▶ Given exercise
Sort through the entries below and pull out lines containing the word "subtitle".

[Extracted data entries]
:::::

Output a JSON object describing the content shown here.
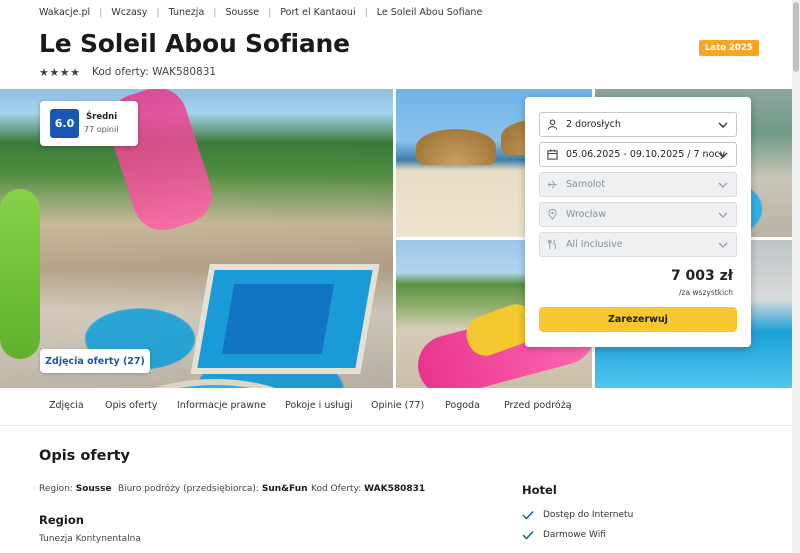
{
  "breadcrumb": [
    "Wakacje.pl",
    "Wczasy",
    "Tunezja",
    "Sousse",
    "Port el Kantaoui",
    "Le Soleil Abou Sofiane"
  ],
  "hotel": {
    "name": "Le Soleil Abou Sofiane",
    "stars": 4,
    "stars_text": "★★★★",
    "offer_code": "Kod oferty: WAK580831",
    "season_badge": "Lato 2025"
  },
  "rating": {
    "score": "6.0",
    "label": "Średni",
    "count": "77 opinii"
  },
  "gallery": {
    "photos_button": "Zdjęcia oferty (27)"
  },
  "booking": {
    "travelers": "2 dorosłych",
    "dates": "05.06.2025 - 09.10.2025 / 7 nocy",
    "transport": "Samolot",
    "departure": "Wrocław",
    "board": "All Inclusive",
    "price": "7 003 zł",
    "price_note": "/za wszystkich",
    "book_button": "Zarezerwuj"
  },
  "tabs": [
    "Zdjęcia",
    "Opis oferty",
    "Informacje prawne",
    "Pokoje i usługi",
    "Opinie (77)",
    "Pogoda",
    "Przed podróżą"
  ],
  "description": {
    "title": "Opis oferty",
    "region_label": "Region:",
    "region_value": "Sousse",
    "operator_label": "Biuro podróży (przedsiębiorca):",
    "operator_value": "Sun&Fun",
    "code_label": "Kod Oferty:",
    "code_value": "WAK580831",
    "region_heading": "Region",
    "region_text": "Tunezja Kontynentalna"
  },
  "hotel_features": {
    "title": "Hotel",
    "items": [
      "Dostęp do Internetu",
      "Darmowe Wifi"
    ]
  },
  "colors": {
    "accent": "#1a56b5",
    "cta": "#f7c82f",
    "badge": "#f5a623"
  }
}
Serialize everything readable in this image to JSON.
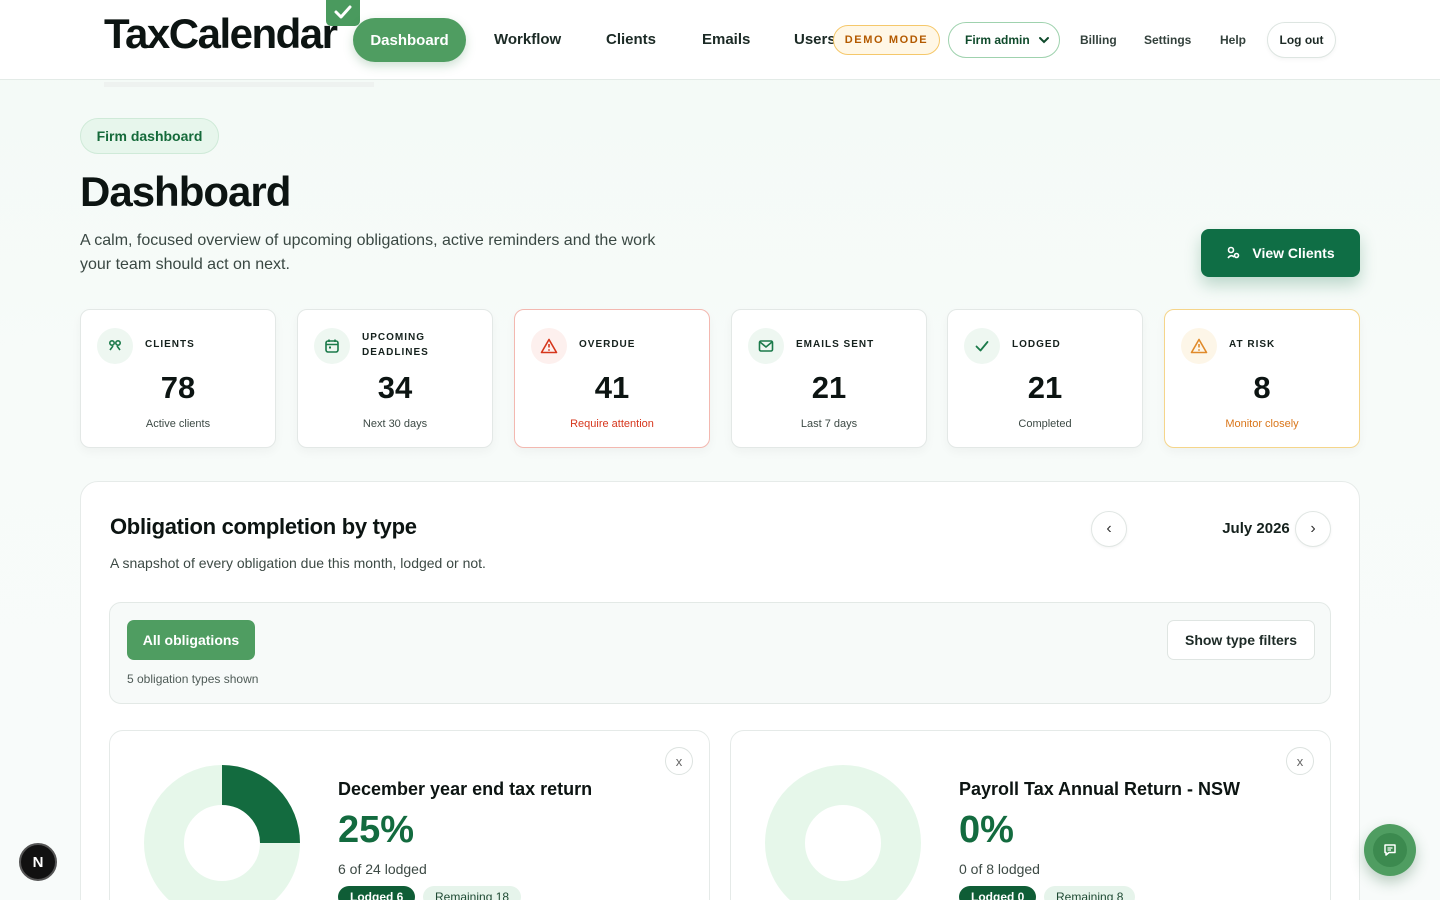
{
  "header": {
    "logo_text": "TaxCalendar",
    "nav": [
      "Dashboard",
      "Workflow",
      "Clients",
      "Emails",
      "Users"
    ],
    "active_nav": "Dashboard",
    "demo_badge": "DEMO MODE",
    "role_select": "Firm admin",
    "links": [
      "Billing",
      "Settings",
      "Help"
    ],
    "logout": "Log out"
  },
  "page": {
    "breadcrumb": "Firm dashboard",
    "title": "Dashboard",
    "subtitle": "A calm, focused overview of upcoming obligations, active reminders and the work your team should act on next.",
    "primary_action": "View Clients"
  },
  "stats": [
    {
      "label": "CLIENTS",
      "value": "78",
      "caption": "Active clients",
      "icon": "clients-icon",
      "tone": "normal"
    },
    {
      "label": "UPCOMING DEADLINES",
      "value": "34",
      "caption": "Next 30 days",
      "icon": "calendar-icon",
      "tone": "normal"
    },
    {
      "label": "OVERDUE",
      "value": "41",
      "caption": "Require attention",
      "icon": "alert-icon",
      "tone": "danger"
    },
    {
      "label": "EMAILS SENT",
      "value": "21",
      "caption": "Last 7 days",
      "icon": "mail-icon",
      "tone": "normal"
    },
    {
      "label": "LODGED",
      "value": "21",
      "caption": "Completed",
      "icon": "check-icon",
      "tone": "normal"
    },
    {
      "label": "AT RISK",
      "value": "8",
      "caption": "Monitor closely",
      "icon": "warning-icon",
      "tone": "warn"
    }
  ],
  "obligations": {
    "title": "Obligation completion by type",
    "subtitle": "A snapshot of every obligation due this month, lodged or not.",
    "month": "July 2026",
    "prev": "‹",
    "next": "›",
    "filter_all": "All obligations",
    "filter_toggle": "Show type filters",
    "types_shown": "5 obligation types shown",
    "cards": [
      {
        "name": "December year end tax return",
        "percent": "25%",
        "count_text": "6 of 24 lodged",
        "lodged_tag": "Lodged 6",
        "remaining_tag": "Remaining 18",
        "lodged": 6,
        "total": 24,
        "close": "x"
      },
      {
        "name": "Payroll Tax Annual Return - NSW",
        "percent": "0%",
        "count_text": "0 of 8 lodged",
        "lodged_tag": "Lodged 0",
        "remaining_tag": "Remaining 8",
        "lodged": 0,
        "total": 8,
        "close": "x"
      }
    ]
  },
  "floating": {
    "next_badge": "N",
    "chat_icon": "chat-icon"
  },
  "colors": {
    "primary": "#4f9d61",
    "dark_green": "#0f6e45",
    "danger": "#d6361c",
    "warn": "#d9761a"
  }
}
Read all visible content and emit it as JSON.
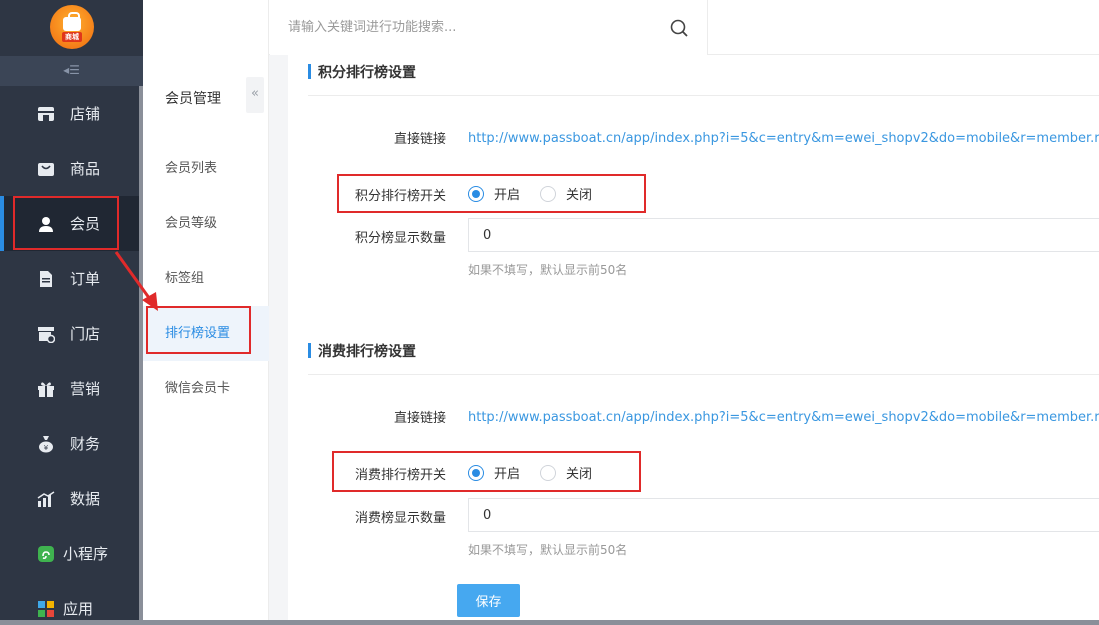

:::::

▶ Exercise answer
    "subtitle": "A calm, focused overview of upcoming obligations, active reminders and the work your team should act on next.",
    "subtitle": "A snapshot of every obligation due this month, lodged or not.",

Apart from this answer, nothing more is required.